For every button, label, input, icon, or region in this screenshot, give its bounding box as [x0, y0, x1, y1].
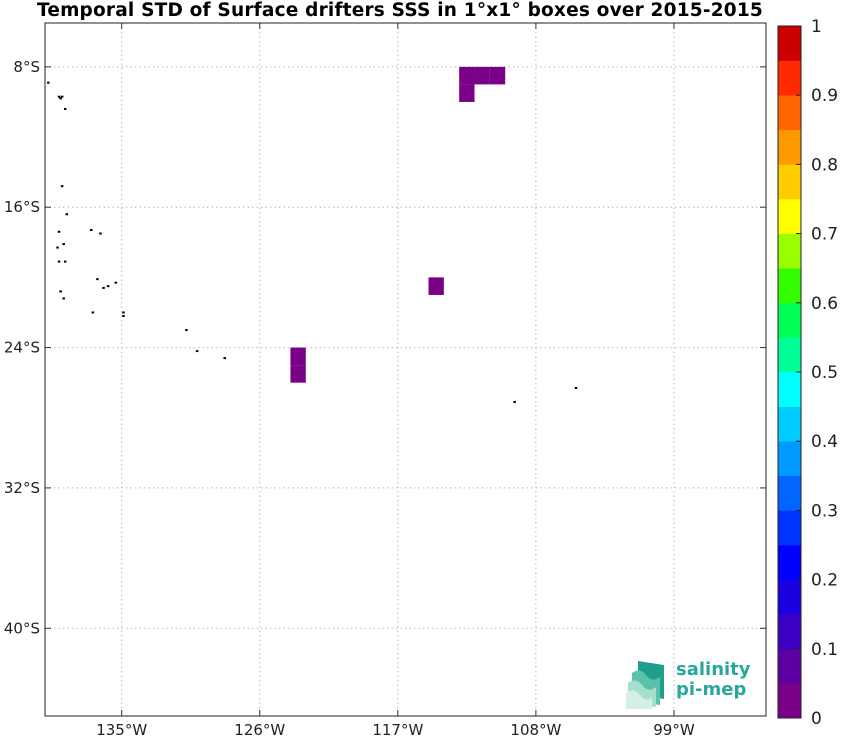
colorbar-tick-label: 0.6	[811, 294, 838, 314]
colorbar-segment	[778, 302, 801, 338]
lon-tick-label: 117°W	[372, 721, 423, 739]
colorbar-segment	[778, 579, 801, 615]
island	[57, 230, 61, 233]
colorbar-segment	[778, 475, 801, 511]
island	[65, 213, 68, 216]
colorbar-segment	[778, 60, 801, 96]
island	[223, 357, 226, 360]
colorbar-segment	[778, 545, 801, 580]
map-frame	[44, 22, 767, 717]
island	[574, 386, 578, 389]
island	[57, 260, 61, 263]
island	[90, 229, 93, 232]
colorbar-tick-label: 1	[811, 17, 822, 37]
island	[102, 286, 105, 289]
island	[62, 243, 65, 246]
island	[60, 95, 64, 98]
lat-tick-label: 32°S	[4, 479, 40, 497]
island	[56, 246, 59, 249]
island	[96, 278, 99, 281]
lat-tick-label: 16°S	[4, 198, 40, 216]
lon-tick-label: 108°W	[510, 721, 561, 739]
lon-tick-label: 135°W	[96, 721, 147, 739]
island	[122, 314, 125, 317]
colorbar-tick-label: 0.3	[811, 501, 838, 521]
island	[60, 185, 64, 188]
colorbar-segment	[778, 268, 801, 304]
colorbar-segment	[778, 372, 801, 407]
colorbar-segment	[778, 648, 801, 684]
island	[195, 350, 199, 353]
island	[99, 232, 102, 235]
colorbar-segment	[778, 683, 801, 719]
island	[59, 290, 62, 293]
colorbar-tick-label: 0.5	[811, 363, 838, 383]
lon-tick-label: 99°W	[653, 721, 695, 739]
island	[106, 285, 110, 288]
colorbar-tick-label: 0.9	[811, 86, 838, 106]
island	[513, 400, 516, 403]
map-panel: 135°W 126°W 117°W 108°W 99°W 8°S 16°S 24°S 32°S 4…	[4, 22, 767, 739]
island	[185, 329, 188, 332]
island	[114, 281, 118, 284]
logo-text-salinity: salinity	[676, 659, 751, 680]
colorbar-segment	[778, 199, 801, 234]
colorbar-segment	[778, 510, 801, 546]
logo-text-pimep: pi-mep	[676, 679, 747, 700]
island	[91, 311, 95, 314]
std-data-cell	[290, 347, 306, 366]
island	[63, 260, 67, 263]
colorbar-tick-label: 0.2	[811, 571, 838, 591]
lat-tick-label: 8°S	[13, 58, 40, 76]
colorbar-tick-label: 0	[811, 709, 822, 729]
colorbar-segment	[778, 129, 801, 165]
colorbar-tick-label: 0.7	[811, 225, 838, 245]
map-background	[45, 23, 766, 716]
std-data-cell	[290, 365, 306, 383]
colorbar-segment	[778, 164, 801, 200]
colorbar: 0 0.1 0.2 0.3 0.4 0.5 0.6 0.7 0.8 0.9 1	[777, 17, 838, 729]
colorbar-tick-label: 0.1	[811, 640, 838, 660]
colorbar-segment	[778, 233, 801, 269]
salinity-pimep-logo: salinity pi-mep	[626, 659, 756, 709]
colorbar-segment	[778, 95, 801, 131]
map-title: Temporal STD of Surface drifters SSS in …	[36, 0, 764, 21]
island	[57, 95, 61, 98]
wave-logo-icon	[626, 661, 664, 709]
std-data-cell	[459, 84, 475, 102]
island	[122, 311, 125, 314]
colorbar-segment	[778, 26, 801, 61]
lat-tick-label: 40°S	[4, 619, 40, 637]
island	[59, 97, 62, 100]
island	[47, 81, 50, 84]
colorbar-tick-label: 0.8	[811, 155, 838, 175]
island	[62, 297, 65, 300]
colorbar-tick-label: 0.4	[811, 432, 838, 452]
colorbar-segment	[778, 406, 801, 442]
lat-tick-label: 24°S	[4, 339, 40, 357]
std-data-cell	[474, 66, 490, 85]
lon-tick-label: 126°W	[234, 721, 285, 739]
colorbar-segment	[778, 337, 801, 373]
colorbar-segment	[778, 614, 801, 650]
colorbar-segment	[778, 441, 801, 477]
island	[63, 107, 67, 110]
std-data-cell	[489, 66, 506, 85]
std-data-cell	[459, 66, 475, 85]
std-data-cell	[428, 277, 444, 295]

##############################

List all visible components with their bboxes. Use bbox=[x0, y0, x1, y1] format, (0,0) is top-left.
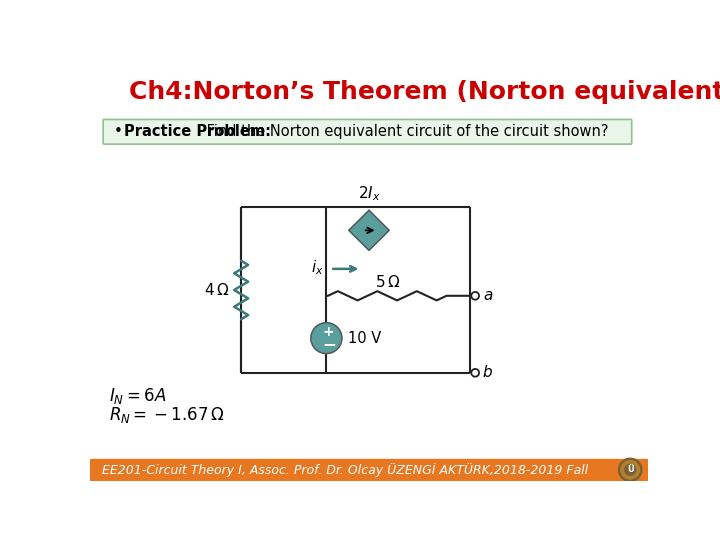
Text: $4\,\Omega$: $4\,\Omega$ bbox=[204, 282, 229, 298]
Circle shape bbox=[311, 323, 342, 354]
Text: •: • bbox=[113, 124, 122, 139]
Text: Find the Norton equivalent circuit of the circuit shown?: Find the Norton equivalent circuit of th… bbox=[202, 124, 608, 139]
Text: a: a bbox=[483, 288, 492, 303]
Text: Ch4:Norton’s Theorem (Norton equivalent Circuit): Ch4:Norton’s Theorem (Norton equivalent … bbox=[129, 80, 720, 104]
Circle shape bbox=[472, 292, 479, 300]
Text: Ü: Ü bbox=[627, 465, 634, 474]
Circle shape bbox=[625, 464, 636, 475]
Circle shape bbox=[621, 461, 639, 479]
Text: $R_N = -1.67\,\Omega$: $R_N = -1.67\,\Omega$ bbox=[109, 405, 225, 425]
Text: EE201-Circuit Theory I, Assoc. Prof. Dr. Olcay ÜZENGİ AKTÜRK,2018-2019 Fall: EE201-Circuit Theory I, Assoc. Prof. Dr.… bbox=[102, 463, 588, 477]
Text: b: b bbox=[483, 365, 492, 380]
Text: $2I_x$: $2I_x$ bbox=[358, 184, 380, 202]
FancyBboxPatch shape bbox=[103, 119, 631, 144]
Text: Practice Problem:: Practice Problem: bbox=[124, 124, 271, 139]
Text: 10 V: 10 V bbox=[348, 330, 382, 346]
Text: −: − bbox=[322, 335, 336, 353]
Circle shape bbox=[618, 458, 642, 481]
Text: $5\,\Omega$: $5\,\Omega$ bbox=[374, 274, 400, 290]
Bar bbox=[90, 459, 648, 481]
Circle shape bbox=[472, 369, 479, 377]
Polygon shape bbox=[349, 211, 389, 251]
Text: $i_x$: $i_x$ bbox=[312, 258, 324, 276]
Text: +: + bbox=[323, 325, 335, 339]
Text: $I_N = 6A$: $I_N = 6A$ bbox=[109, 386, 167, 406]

##############################

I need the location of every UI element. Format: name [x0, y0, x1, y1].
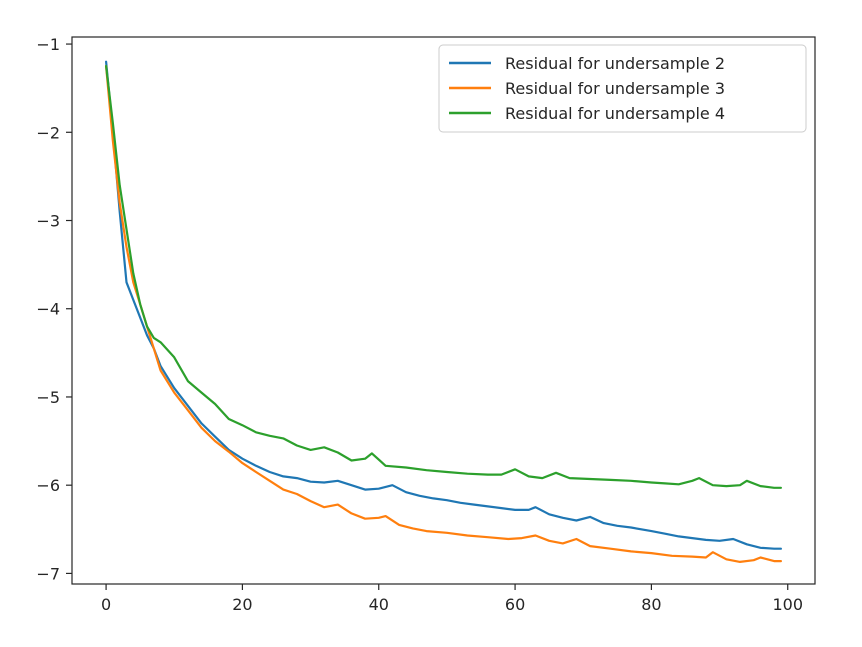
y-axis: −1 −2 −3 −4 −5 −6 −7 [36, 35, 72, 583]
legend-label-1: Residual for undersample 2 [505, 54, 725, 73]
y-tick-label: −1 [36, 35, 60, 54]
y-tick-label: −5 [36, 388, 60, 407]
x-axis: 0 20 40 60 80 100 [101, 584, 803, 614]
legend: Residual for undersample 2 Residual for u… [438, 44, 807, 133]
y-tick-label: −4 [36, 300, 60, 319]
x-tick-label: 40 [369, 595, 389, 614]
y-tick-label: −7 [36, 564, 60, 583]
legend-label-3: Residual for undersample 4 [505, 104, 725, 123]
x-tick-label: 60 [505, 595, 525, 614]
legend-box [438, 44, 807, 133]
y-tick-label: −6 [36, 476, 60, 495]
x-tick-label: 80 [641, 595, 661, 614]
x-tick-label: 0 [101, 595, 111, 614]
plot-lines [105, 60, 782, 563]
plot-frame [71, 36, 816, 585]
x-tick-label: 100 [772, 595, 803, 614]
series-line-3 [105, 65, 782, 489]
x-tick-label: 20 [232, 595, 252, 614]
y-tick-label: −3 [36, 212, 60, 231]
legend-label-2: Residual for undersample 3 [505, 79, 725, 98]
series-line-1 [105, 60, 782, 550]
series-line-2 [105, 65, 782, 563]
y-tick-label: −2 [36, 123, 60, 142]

##############################

▶ _The exercise_
Could you retype the listing lines from the line with "y-axis: −1 −2" to the line with "y-tick-label: −4 [36, 300, 60, 319]", both included, character for character and with nothing else?

▶ _Written reply_
y-axis: −1 −2 −3 −4 −5 −6 −7 [36, 35, 72, 583]
legend-label-1: Residual for undersample 2 [505, 54, 725, 73]
y-tick-label: −1 [36, 35, 60, 54]
y-tick-label: −5 [36, 388, 60, 407]
x-axis: 0 20 40 60 80 100 [101, 584, 803, 614]
legend: Residual for undersample 2 Residual for u… [438, 44, 807, 133]
y-tick-label: −4 [36, 300, 60, 319]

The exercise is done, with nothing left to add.